> Short exercise
Type out the complete listing below word for word, without its pictures.
++++ Provided data
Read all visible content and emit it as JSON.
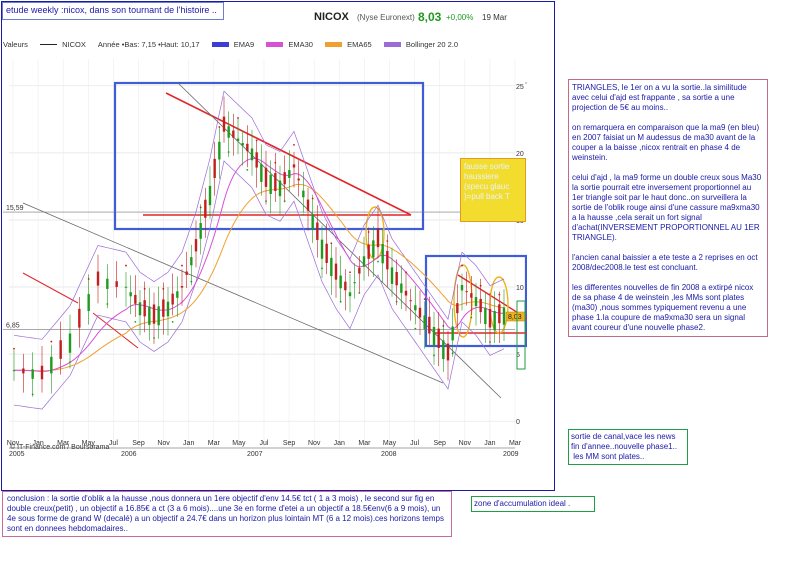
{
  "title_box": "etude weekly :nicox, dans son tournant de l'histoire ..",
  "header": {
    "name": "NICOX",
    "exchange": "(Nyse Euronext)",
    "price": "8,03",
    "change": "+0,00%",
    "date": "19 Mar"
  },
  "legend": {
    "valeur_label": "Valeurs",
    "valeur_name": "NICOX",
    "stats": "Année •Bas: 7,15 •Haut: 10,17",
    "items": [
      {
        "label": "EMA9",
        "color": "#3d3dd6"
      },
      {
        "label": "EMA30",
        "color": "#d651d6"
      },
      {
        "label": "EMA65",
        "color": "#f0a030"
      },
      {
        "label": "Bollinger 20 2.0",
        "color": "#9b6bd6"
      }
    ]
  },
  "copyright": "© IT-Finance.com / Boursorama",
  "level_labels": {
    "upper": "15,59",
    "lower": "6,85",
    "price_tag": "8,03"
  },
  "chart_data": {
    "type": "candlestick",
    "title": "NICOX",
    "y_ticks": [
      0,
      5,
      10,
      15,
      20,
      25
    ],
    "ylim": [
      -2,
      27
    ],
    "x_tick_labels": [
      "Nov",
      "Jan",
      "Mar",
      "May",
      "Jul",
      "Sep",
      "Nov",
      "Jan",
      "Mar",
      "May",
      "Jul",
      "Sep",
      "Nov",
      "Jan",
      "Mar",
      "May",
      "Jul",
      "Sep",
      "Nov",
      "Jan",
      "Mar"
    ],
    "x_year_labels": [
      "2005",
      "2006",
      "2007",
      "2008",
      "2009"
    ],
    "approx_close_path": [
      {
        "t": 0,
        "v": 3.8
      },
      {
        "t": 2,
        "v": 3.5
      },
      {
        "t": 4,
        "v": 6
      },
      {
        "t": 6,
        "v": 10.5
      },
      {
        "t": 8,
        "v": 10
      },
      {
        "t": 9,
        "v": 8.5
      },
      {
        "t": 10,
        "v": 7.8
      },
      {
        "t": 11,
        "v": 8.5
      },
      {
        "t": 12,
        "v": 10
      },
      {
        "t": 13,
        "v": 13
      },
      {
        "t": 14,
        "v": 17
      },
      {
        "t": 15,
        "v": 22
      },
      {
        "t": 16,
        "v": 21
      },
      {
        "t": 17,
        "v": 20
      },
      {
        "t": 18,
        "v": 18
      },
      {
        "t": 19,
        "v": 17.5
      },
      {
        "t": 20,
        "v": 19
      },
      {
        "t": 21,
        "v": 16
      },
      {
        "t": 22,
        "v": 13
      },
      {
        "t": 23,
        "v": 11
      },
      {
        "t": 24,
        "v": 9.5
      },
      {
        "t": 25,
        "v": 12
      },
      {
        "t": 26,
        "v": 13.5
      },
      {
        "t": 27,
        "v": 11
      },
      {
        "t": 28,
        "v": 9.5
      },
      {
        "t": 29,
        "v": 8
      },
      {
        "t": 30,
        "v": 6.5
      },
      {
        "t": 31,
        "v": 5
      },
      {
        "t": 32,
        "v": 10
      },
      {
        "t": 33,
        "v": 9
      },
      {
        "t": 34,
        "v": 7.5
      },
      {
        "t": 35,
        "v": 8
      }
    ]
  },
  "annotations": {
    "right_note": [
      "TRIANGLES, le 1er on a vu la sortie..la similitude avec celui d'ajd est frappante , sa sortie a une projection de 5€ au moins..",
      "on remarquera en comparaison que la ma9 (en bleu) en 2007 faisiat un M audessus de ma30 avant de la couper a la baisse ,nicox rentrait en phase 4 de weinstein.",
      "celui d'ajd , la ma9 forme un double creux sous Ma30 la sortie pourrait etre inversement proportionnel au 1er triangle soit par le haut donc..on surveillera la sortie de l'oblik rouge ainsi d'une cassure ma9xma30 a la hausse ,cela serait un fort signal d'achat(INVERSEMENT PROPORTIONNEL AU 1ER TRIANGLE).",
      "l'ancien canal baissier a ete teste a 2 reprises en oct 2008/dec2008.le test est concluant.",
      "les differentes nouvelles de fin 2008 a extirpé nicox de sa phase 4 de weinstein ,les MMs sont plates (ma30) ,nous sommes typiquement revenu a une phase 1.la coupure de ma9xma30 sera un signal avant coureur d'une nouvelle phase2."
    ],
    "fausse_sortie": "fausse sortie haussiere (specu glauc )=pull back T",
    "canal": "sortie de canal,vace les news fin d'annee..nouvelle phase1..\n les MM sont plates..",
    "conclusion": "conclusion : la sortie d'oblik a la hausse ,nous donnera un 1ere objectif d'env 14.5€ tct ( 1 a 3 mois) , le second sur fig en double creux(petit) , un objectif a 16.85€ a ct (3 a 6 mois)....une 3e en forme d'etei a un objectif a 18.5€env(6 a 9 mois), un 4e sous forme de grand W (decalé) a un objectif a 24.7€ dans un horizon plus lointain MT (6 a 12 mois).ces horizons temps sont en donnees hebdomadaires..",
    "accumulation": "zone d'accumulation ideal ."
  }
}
++++++++
> Written answer
Read all visible content and emit it as JSON.
{
  "title_box": "etude weekly :nicox, dans son tournant de l'histoire ..",
  "header": {
    "name": "NICOX",
    "exchange": "(Nyse Euronext)",
    "price": "8,03",
    "change": "+0,00%",
    "date": "19 Mar"
  },
  "legend": {
    "valeur_label": "Valeurs",
    "valeur_name": "NICOX",
    "stats": "Année •Bas: 7,15 •Haut: 10,17",
    "items": [
      {
        "label": "EMA9",
        "color": "#3d3dd6"
      },
      {
        "label": "EMA30",
        "color": "#d651d6"
      },
      {
        "label": "EMA65",
        "color": "#f0a030"
      },
      {
        "label": "Bollinger 20 2.0",
        "color": "#9b6bd6"
      }
    ]
  },
  "copyright": "© IT-Finance.com / Boursorama",
  "level_labels": {
    "upper": "15,59",
    "lower": "6,85",
    "price_tag": "8,03"
  },
  "chart_data": {
    "type": "candlestick",
    "title": "NICOX",
    "y_ticks": [
      0,
      5,
      10,
      15,
      20,
      25
    ],
    "ylim": [
      -2,
      27
    ],
    "x_tick_labels": [
      "Nov",
      "Jan",
      "Mar",
      "May",
      "Jul",
      "Sep",
      "Nov",
      "Jan",
      "Mar",
      "May",
      "Jul",
      "Sep",
      "Nov",
      "Jan",
      "Mar",
      "May",
      "Jul",
      "Sep",
      "Nov",
      "Jan",
      "Mar"
    ],
    "x_year_labels": [
      "2005",
      "2006",
      "2007",
      "2008",
      "2009"
    ],
    "approx_close_path": [
      {
        "t": 0,
        "v": 3.8
      },
      {
        "t": 2,
        "v": 3.5
      },
      {
        "t": 4,
        "v": 6
      },
      {
        "t": 6,
        "v": 10.5
      },
      {
        "t": 8,
        "v": 10
      },
      {
        "t": 9,
        "v": 8.5
      },
      {
        "t": 10,
        "v": 7.8
      },
      {
        "t": 11,
        "v": 8.5
      },
      {
        "t": 12,
        "v": 10
      },
      {
        "t": 13,
        "v": 13
      },
      {
        "t": 14,
        "v": 17
      },
      {
        "t": 15,
        "v": 22
      },
      {
        "t": 16,
        "v": 21
      },
      {
        "t": 17,
        "v": 20
      },
      {
        "t": 18,
        "v": 18
      },
      {
        "t": 19,
        "v": 17.5
      },
      {
        "t": 20,
        "v": 19
      },
      {
        "t": 21,
        "v": 16
      },
      {
        "t": 22,
        "v": 13
      },
      {
        "t": 23,
        "v": 11
      },
      {
        "t": 24,
        "v": 9.5
      },
      {
        "t": 25,
        "v": 12
      },
      {
        "t": 26,
        "v": 13.5
      },
      {
        "t": 27,
        "v": 11
      },
      {
        "t": 28,
        "v": 9.5
      },
      {
        "t": 29,
        "v": 8
      },
      {
        "t": 30,
        "v": 6.5
      },
      {
        "t": 31,
        "v": 5
      },
      {
        "t": 32,
        "v": 10
      },
      {
        "t": 33,
        "v": 9
      },
      {
        "t": 34,
        "v": 7.5
      },
      {
        "t": 35,
        "v": 8
      }
    ]
  },
  "annotations": {
    "right_note": [
      "TRIANGLES, le 1er on a vu la sortie..la similitude avec celui d'ajd est frappante , sa sortie a une projection de 5€ au moins..",
      "on remarquera en comparaison que la ma9 (en bleu) en 2007 faisiat un M audessus de ma30 avant de la couper a la baisse ,nicox rentrait en phase 4 de weinstein.",
      "celui d'ajd , la ma9 forme un double creux sous Ma30 la sortie pourrait etre inversement proportionnel au 1er triangle soit par le haut donc..on surveillera la sortie de l'oblik rouge ainsi d'une cassure ma9xma30 a la hausse ,cela serait un fort signal d'achat(INVERSEMENT PROPORTIONNEL AU 1ER TRIANGLE).",
      "l'ancien canal baissier a ete teste a 2 reprises en oct 2008/dec2008.le test est concluant.",
      "les differentes nouvelles de fin 2008 a extirpé nicox de sa phase 4 de weinstein ,les MMs sont plates (ma30) ,nous sommes typiquement revenu a une phase 1.la coupure de ma9xma30 sera un signal avant coureur d'une nouvelle phase2."
    ],
    "fausse_sortie": "fausse sortie haussiere (specu glauc )=pull back T",
    "canal": "sortie de canal,vace les news fin d'annee..nouvelle phase1..\n les MM sont plates..",
    "conclusion": "conclusion : la sortie d'oblik a la hausse ,nous donnera un 1ere objectif d'env 14.5€ tct ( 1 a 3 mois) , le second sur fig en double creux(petit) , un objectif a 16.85€ a ct (3 a 6 mois)....une 3e en forme d'etei a un objectif a 18.5€env(6 a 9 mois), un 4e sous forme de grand W (decalé) a un objectif a 24.7€ dans un horizon plus lointain MT (6 a 12 mois).ces horizons temps sont en donnees hebdomadaires..",
    "accumulation": "zone d'accumulation ideal ."
  }
}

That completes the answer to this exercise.